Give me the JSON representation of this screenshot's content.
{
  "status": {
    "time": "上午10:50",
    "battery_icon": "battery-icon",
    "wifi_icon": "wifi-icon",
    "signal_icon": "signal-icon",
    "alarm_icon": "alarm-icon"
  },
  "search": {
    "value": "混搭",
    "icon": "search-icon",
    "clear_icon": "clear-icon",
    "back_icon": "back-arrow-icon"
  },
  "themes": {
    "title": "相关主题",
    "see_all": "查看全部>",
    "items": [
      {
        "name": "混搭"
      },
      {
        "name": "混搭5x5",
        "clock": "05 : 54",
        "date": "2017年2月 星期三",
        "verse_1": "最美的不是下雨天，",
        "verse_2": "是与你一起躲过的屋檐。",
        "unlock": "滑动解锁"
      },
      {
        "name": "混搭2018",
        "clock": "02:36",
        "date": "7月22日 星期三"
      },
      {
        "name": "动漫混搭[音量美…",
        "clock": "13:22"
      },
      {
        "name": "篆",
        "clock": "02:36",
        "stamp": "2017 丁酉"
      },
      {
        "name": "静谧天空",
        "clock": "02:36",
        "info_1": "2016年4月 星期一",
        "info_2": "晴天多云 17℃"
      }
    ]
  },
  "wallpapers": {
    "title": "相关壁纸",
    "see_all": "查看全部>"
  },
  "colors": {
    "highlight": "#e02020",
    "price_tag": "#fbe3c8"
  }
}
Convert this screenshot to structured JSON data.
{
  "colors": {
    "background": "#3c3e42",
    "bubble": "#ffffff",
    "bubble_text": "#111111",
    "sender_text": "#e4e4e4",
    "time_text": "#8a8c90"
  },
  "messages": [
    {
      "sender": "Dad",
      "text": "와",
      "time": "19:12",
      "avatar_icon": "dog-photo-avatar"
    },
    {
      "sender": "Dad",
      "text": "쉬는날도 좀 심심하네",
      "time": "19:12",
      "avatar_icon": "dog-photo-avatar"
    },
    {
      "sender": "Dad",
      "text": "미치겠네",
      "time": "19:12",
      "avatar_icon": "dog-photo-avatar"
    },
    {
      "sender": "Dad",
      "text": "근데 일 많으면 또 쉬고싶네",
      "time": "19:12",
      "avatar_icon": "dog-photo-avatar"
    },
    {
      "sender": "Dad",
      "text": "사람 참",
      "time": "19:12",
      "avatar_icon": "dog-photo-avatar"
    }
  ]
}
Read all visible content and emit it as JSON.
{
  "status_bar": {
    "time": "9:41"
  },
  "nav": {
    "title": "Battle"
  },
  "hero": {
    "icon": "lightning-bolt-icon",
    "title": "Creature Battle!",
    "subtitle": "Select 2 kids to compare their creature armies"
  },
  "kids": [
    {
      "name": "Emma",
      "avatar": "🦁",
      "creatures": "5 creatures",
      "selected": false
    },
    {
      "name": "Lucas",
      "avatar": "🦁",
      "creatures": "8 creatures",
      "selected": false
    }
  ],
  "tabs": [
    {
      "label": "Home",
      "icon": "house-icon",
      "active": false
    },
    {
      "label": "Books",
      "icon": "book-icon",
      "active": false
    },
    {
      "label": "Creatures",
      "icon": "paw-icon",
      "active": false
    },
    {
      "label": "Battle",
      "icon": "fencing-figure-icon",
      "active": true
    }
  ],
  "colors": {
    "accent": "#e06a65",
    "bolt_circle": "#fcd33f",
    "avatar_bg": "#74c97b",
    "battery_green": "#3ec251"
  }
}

## Task description
Extract every entry in the listing word for word.

## Result of this task
Give me the JSON representation of this screenshot's content.
{
  "status": {
    "time": "上午10:50",
    "battery_icon": "battery-icon",
    "wifi_icon": "wifi-icon",
    "signal_icon": "signal-icon",
    "alarm_icon": "alarm-icon"
  },
  "search": {
    "value": "混搭",
    "icon": "search-icon",
    "clear_icon": "clear-icon",
    "back_icon": "back-arrow-icon"
  },
  "themes": {
    "title": "相关主题",
    "see_all": "查看全部>",
    "items": [
      {
        "name": "混搭"
      },
      {
        "name": "混搭5x5",
        "clock": "05 : 54",
        "date": "2017年2月 星期三",
        "verse_1": "最美的不是下雨天，",
        "verse_2": "是与你一起躲过的屋檐。",
        "unlock": "滑动解锁"
      },
      {
        "name": "混搭2018",
        "clock": "02:36",
        "date": "7月22日 星期三"
      },
      {
        "name": "动漫混搭[音量美…",
        "clock": "13:22"
      },
      {
        "name": "篆",
        "clock": "02:36",
        "stamp": "2017 丁酉"
      },
      {
        "name": "静谧天空",
        "clock": "02:36",
        "info_1": "2016年4月 星期一",
        "info_2": "晴天多云 17℃"
      }
    ]
  },
  "wallpapers": {
    "title": "相关壁纸",
    "see_all": "查看全部>"
  },
  "colors": {
    "highlight": "#e02020",
    "price_tag": "#fbe3c8"
  }
}
Convert this screenshot to structured JSON data.
{
  "colors": {
    "background": "#3c3e42",
    "bubble": "#ffffff",
    "bubble_text": "#111111",
    "sender_text": "#e4e4e4",
    "time_text": "#8a8c90"
  },
  "messages": [
    {
      "sender": "Dad",
      "text": "와",
      "time": "19:12",
      "avatar_icon": "dog-photo-avatar"
    },
    {
      "sender": "Dad",
      "text": "쉬는날도 좀 심심하네",
      "time": "19:12",
      "avatar_icon": "dog-photo-avatar"
    },
    {
      "sender": "Dad",
      "text": "미치겠네",
      "time": "19:12",
      "avatar_icon": "dog-photo-avatar"
    },
    {
      "sender": "Dad",
      "text": "근데 일 많으면 또 쉬고싶네",
      "time": "19:12",
      "avatar_icon": "dog-photo-avatar"
    },
    {
      "sender": "Dad",
      "text": "사람 참",
      "time": "19:12",
      "avatar_icon": "dog-photo-avatar"
    }
  ]
}
Read all visible content and emit it as JSON.
{
  "status_bar": {
    "time": "9:41"
  },
  "nav": {
    "title": "Battle"
  },
  "hero": {
    "icon": "lightning-bolt-icon",
    "title": "Creature Battle!",
    "subtitle": "Select 2 kids to compare their creature armies"
  },
  "kids": [
    {
      "name": "Emma",
      "avatar": "🦁",
      "creatures": "5 creatures",
      "selected": false
    },
    {
      "name": "Lucas",
      "avatar": "🦁",
      "creatures": "8 creatures",
      "selected": false
    }
  ],
  "tabs": [
    {
      "label": "Home",
      "icon": "house-icon",
      "active": false
    },
    {
      "label": "Books",
      "icon": "book-icon",
      "active": false
    },
    {
      "label": "Creatures",
      "icon": "paw-icon",
      "active": false
    },
    {
      "label": "Battle",
      "icon": "fencing-figure-icon",
      "active": true
    }
  ],
  "colors": {
    "accent": "#e06a65",
    "bolt_circle": "#fcd33f",
    "avatar_bg": "#74c97b",
    "battery_green": "#3ec251"
  }
}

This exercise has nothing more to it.